» **Do this**
Set the listing down again exactly, please, apart from its pictures.

» **Record list**
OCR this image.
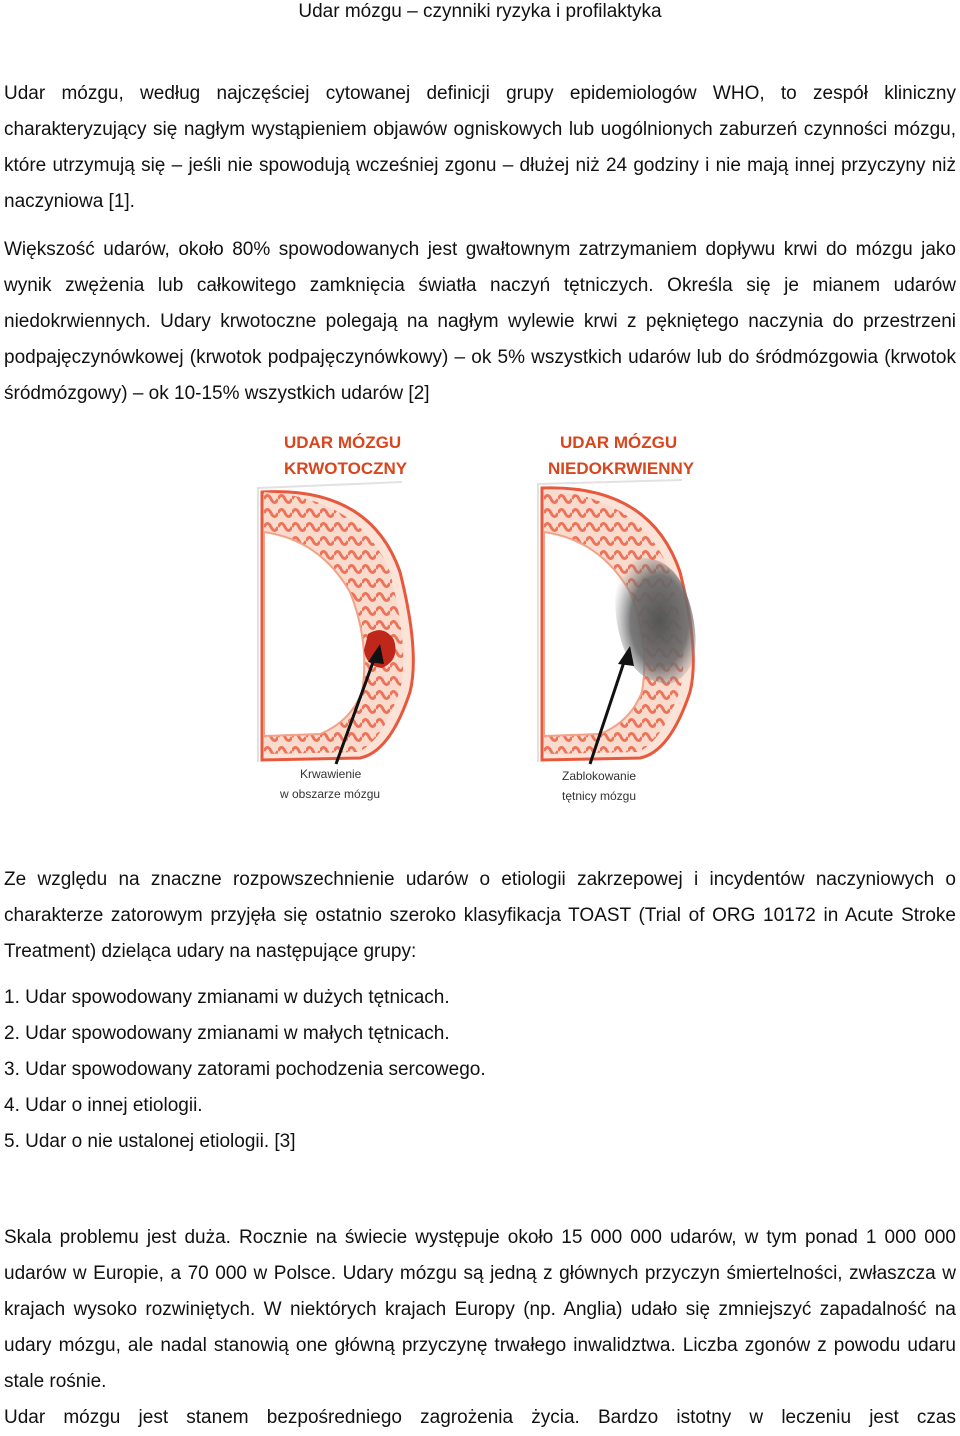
Udar mózgu – czynniki ryzyka i profilaktyka

Udar mózgu, według najczęściej cytowanej definicji grupy epidemiologów WHO, to zespół kliniczny charakteryzujący się nagłym wystąpieniem objawów ogniskowych lub uogólnionych zaburzeń czynności mózgu, które utrzymują się – jeśli nie spowodują wcześniej zgonu – dłużej niż 24 godziny i nie mają innej przyczyny niż naczyniowa [1].

Większość udarów, około 80% spowodowanych jest gwałtownym zatrzymaniem dopływu krwi do mózgu jako wynik zwężenia lub całkowitego zamknięcia światła naczyń tętniczych. Określa się je mianem udarów niedokrwiennych. Udary krwotoczne polegają na nagłym wylewie krwi z pękniętego naczynia do przestrzeni podpajęczynówkowej (krwotok podpajęczynówkowy) – ok 5% wszystkich udarów lub do śródmózgowia (krwotok śródmózgowy) – ok 10-15% wszystkich udarów [2]

UDAR MÓZGU
KRWOTOCZNY
Krwawienie
w obszarze mózgu
UDAR MÓZGU
NIEDOKRWIENNY
Zablokowanie
tętnicy mózgu

Ze względu na znaczne rozpowszechnienie udarów o etiologii zakrzepowej i incydentów naczyniowych o charakterze zatorowym przyjęła się ostatnio szeroko klasyfikacja TOAST (Trial of ORG 10172 in Acute Stroke Treatment) dzieląca udary na następujące grupy:

1. Udar spowodowany zmianami w dużych tętnicach.
2. Udar spowodowany zmianami w małych tętnicach.
3. Udar spowodowany zatorami pochodzenia sercowego.
4. Udar o innej etiologii.
5. Udar o nie ustalonej etiologii. [3]

Skala problemu jest duża. Rocznie na świecie występuje około 15 000 000 udarów, w tym ponad 1 000 000 udarów w Europie, a 70 000 w Polsce. Udary mózgu są jedną z głównych przyczyn śmiertelności, zwłaszcza w krajach wysoko rozwiniętych. W niektórych krajach Europy (np. Anglia) udało się zmniejszyć zapadalność na udary mózgu, ale nadal stanowią one główną przyczynę trwałego inwalidztwa. Liczba zgonów z powodu udaru stale rośnie.

Udar mózgu jest stanem bezpośredniego zagrożenia życia. Bardzo istotny w leczeniu jest czas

» **Correct result**
OCR this image.
Udar mózgu – czynniki ryzyka i profilaktyka

Udar mózgu, według najczęściej cytowanej definicji grupy epidemiologów WHO, to zespół kliniczny charakteryzujący się nagłym wystąpieniem objawów ogniskowych lub uogólnionych zaburzeń czynności mózgu, które utrzymują się – jeśli nie spowodują wcześniej zgonu – dłużej niż 24 godziny i nie mają innej przyczyny niż naczyniowa [1].

Większość udarów, około 80% spowodowanych jest gwałtownym zatrzymaniem dopływu krwi do mózgu jako wynik zwężenia lub całkowitego zamknięcia światła naczyń tętniczych. Określa się je mianem udarów niedokrwiennych. Udary krwotoczne polegają na nagłym wylewie krwi z pękniętego naczynia do przestrzeni podpajęczynówkowej (krwotok podpajęczynówkowy) – ok 5% wszystkich udarów lub do śródmózgowia (krwotok śródmózgowy) – ok 10-15% wszystkich udarów [2]

UDAR MÓZGU
KRWOTOCZNY
Krwawienie
w obszarze mózgu
UDAR MÓZGU
NIEDOKRWIENNY
Zablokowanie
tętnicy mózgu

Ze względu na znaczne rozpowszechnienie udarów o etiologii zakrzepowej i incydentów naczyniowych o charakterze zatorowym przyjęła się ostatnio szeroko klasyfikacja TOAST (Trial of ORG 10172 in Acute Stroke Treatment) dzieląca udary na następujące grupy:

1. Udar spowodowany zmianami w dużych tętnicach.
2. Udar spowodowany zmianami w małych tętnicach.
3. Udar spowodowany zatorami pochodzenia sercowego.
4. Udar o innej etiologii.
5. Udar o nie ustalonej etiologii. [3]

Skala problemu jest duża. Rocznie na świecie występuje około 15 000 000 udarów, w tym ponad 1 000 000 udarów w Europie, a 70 000 w Polsce. Udary mózgu są jedną z głównych przyczyn śmiertelności, zwłaszcza w krajach wysoko rozwiniętych. W niektórych krajach Europy (np. Anglia) udało się zmniejszyć zapadalność na udary mózgu, ale nadal stanowią one główną przyczynę trwałego inwalidztwa. Liczba zgonów z powodu udaru stale rośnie.

Udar mózgu jest stanem bezpośredniego zagrożenia życia. Bardzo istotny w leczeniu jest czas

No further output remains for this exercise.